Brano
L'età avanza ma i ricordi restano dove sono. Potete scrivervela, a me la battuta è venuta in mente ora che scrivo questo inutile post.
Stavo guardando In nome del popolo italiano sul Tubo e pensavo che stavo meglio all'epoca di questo film , piuttosto che adesso, con tutta questa tecnologia comunicativa in corso d'opera e con il digitale che tra poco ci stringerà tutte le catene del mondo al collo.
Progredire vuol dire disumanizzarci ma in quel periodo anelavamo alla progressione tecnologica, eccome.
Non mi servono granchè le memoria passate ma continuano a tornarmi in mente. Le persone conosciute e non più qui sulla Terra sono la stragrande maggioranza di quelle che ho memorizzato. Diciamo che il mio passato ha la maggioranza nella mia coscienza e la governa. Infatti i vecchi videogiochi li preferisco ai nuovi e non è per caso.
Il Draghistan è peggiorato, nel tempo, e quasi tutti, noi anziani, abbiamo in mente la Prima Repubblica che con tutti i suoi enormi difetti era meglio dell'accozzaglia confusionaria che esiste oggi.

Istruzioni
**A)** Quale film stava guardando sul Tubo chi scrive il brano?
**B)** Prosegui il brano sui ricordi e sulla nostalgia del passato dopo la sua ultima frase.
Le voci del dataset sono materiale indipendente dal brano.

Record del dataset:
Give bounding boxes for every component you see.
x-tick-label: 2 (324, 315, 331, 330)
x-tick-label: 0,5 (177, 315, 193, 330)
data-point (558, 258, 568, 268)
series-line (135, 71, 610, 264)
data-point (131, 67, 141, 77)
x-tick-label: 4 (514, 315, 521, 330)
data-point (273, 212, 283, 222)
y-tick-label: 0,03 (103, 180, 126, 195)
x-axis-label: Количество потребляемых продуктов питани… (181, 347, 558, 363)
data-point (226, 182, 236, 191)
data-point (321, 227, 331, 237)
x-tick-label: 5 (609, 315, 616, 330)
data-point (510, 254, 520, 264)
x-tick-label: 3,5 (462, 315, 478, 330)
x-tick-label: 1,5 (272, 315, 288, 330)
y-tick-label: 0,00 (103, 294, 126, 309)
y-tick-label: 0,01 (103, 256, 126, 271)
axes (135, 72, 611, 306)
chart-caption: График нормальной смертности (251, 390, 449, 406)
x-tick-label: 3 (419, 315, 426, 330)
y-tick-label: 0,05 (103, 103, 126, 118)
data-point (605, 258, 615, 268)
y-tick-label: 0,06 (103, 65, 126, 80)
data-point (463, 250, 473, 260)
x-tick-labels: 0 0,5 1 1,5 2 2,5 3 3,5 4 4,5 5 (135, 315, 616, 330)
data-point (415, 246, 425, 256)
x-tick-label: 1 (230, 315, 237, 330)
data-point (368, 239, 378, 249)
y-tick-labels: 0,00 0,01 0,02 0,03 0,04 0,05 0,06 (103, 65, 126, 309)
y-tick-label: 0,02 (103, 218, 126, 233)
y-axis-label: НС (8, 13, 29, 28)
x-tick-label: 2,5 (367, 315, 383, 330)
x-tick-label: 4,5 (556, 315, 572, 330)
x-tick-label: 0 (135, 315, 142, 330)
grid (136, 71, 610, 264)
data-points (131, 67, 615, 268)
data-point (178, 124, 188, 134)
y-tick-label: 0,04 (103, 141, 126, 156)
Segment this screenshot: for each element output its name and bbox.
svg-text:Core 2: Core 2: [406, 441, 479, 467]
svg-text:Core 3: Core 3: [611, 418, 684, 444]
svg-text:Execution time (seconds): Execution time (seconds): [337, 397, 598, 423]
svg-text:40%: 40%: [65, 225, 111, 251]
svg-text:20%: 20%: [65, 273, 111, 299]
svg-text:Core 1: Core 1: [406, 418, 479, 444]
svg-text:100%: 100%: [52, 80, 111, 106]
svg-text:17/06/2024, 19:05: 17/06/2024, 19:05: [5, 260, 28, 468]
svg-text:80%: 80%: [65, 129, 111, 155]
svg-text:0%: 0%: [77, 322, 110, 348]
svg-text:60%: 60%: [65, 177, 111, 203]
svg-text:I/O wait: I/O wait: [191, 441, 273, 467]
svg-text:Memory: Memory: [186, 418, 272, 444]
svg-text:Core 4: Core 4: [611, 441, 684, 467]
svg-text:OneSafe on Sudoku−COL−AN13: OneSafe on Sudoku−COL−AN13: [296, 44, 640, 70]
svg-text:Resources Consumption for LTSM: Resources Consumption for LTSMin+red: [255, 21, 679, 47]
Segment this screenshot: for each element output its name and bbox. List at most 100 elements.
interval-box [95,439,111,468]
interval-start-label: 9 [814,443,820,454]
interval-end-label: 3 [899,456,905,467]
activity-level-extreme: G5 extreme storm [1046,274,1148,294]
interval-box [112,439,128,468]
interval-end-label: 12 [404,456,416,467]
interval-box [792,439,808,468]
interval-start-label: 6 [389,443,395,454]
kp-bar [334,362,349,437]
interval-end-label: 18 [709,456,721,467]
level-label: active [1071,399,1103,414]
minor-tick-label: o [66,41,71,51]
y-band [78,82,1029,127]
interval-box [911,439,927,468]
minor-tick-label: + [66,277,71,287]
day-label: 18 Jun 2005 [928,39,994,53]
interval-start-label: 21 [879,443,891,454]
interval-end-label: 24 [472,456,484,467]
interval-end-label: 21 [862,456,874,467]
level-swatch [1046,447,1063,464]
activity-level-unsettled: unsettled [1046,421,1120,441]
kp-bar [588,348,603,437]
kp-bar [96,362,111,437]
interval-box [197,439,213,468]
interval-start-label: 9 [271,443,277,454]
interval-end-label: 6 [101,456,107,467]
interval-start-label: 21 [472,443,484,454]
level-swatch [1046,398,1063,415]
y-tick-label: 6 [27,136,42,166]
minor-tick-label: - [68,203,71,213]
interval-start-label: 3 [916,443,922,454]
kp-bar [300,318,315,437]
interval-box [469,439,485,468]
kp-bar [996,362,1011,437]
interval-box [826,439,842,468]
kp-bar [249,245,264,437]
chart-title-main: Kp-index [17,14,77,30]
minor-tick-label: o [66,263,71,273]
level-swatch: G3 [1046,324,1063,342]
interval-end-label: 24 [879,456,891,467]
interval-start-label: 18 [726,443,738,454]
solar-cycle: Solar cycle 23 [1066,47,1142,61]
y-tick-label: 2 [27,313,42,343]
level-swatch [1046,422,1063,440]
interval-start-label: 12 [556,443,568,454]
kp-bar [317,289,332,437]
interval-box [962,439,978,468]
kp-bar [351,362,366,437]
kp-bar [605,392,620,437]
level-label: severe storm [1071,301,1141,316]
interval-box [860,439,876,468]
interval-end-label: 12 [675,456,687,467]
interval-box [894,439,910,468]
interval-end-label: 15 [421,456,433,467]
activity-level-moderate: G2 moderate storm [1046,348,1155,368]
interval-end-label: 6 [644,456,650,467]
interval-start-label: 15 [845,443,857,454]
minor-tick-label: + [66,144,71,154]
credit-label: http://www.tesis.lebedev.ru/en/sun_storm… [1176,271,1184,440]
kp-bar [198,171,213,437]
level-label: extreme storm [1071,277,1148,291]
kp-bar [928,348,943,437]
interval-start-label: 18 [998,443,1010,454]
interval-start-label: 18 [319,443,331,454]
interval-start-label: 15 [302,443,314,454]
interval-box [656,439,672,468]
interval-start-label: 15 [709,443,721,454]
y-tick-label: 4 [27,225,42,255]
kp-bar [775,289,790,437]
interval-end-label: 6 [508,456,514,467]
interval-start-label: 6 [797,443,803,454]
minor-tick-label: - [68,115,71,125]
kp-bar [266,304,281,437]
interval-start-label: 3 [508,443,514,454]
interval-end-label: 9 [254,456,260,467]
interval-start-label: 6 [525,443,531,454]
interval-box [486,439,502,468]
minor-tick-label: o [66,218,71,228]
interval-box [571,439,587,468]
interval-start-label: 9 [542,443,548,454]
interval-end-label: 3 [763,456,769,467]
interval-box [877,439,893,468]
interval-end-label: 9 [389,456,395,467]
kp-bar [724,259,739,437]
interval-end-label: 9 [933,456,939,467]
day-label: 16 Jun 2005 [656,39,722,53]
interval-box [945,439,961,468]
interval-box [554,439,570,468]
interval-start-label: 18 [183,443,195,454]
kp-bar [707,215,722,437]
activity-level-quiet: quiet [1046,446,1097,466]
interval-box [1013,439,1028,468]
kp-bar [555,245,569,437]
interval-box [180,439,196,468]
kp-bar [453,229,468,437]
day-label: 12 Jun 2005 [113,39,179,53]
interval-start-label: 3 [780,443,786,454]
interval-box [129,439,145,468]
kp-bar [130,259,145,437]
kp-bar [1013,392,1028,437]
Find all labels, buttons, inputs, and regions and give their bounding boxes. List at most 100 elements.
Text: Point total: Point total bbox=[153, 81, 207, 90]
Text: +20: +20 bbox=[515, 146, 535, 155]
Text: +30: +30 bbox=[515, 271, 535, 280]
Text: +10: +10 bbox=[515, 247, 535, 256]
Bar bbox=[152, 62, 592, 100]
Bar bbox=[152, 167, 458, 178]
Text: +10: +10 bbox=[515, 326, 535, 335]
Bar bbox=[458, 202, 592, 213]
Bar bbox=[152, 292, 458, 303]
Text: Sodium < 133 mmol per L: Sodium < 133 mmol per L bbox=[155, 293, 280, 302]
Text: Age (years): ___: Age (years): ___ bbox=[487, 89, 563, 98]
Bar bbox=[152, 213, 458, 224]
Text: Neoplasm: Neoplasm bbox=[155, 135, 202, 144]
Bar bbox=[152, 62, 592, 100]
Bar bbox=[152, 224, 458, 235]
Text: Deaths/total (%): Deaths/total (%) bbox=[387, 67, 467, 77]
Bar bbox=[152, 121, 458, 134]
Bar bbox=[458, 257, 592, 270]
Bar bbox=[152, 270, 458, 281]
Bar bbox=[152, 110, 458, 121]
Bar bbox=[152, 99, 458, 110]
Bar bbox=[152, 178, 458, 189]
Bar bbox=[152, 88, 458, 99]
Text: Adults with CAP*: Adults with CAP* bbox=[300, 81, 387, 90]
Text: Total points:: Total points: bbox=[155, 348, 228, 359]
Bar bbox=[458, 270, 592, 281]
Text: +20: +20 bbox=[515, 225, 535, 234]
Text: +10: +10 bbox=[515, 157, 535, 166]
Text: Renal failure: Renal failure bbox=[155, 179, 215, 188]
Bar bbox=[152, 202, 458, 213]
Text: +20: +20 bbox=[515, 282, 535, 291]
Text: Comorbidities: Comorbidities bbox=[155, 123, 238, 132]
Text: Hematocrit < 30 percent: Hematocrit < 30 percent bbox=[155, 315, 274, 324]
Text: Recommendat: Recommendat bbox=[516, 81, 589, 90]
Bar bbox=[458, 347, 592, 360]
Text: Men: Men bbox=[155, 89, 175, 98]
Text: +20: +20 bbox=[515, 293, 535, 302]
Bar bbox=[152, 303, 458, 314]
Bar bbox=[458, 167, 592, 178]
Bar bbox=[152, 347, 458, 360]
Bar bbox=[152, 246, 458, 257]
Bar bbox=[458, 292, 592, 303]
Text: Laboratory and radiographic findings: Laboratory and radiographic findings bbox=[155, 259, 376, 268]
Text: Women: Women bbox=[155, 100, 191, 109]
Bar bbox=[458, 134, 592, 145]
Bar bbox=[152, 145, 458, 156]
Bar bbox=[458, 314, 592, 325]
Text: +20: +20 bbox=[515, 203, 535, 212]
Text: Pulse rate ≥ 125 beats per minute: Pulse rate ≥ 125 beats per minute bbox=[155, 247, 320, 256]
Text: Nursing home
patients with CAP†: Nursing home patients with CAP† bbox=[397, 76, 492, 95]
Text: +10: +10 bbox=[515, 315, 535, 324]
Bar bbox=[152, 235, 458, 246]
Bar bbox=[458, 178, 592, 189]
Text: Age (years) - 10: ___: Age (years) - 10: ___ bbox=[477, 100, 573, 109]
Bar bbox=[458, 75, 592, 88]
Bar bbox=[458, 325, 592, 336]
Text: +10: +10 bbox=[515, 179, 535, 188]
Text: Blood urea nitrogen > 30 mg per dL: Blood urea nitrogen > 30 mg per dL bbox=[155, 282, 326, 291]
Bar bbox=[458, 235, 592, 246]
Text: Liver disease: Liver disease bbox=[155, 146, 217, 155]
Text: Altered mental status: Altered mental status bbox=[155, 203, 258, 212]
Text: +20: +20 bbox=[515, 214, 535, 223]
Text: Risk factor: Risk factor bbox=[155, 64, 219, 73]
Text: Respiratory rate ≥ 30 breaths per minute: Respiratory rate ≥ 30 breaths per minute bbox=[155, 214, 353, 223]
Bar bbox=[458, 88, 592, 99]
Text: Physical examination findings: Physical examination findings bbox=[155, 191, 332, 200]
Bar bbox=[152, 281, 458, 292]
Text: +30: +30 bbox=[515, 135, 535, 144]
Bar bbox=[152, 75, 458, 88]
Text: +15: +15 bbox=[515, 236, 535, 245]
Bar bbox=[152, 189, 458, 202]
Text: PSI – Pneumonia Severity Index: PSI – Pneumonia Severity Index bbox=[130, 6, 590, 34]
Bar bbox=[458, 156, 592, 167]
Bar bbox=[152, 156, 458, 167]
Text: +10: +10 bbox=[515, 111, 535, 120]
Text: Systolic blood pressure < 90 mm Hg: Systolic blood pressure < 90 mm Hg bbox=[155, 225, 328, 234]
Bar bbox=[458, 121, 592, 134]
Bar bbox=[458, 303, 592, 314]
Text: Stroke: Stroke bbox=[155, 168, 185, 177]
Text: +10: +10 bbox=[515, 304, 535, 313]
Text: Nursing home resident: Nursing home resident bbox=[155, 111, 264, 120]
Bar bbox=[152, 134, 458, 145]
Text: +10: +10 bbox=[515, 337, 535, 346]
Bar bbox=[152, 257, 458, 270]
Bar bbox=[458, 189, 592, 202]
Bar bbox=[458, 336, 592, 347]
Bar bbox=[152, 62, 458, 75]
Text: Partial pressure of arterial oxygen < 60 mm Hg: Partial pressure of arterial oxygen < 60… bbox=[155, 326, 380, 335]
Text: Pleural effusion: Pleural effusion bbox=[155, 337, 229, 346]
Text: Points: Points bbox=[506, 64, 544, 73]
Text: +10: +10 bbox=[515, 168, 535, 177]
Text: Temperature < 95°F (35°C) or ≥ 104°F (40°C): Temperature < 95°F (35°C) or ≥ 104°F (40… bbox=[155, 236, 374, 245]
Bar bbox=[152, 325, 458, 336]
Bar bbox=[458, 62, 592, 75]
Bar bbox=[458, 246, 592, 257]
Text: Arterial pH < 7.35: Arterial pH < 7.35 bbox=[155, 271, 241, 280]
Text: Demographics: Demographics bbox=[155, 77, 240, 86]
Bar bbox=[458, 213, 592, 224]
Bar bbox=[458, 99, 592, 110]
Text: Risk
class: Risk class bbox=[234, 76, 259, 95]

Soluzioni
**A)** In nome del popolo italiano.

**B)**
Prima si rideva o si rifletteva con un film o con un libro. Oggi ci siamo scandalizzati e spaventati per i file elettronici di un maniaco impazzito.
Ricordo i sapori ormai perduti, gli odori ormai sopraffatti dall'inquinamento e dalle scie chimiche. Sì, roba per complottisti fino alla nuova frontiera dei complotti ancora da scoprire.
Robin Hood non è solo un ricordo ma purtroppo persino un ricordo letterario. Come Zorro o Superman.
Vi lascerò un Draghistan peggiore di quello che ho conosciuto. Lo dico perchè ho riletto Bagliori sul Bulicame, romanzo bellissimo che potete trovare gratis cliccando sul banner in fondo alla pagina. Bene per voi che potrete leggerlo gratis, male perchè non potrete avere per le mani l'unica copia cartacea che il mio amico, l'autore, mi regalò anni fa.
Tra le altre cose, parla del Tempo e della sua origine e importanza. Non so se per qualcuno conta un argomento del genere con tutti i problemi e i drammi con i quali abbiamo a che fare.
Credetemi, un Draghistan vale l'altro. Per i resistenti di domani, tanti ma tanti auguri.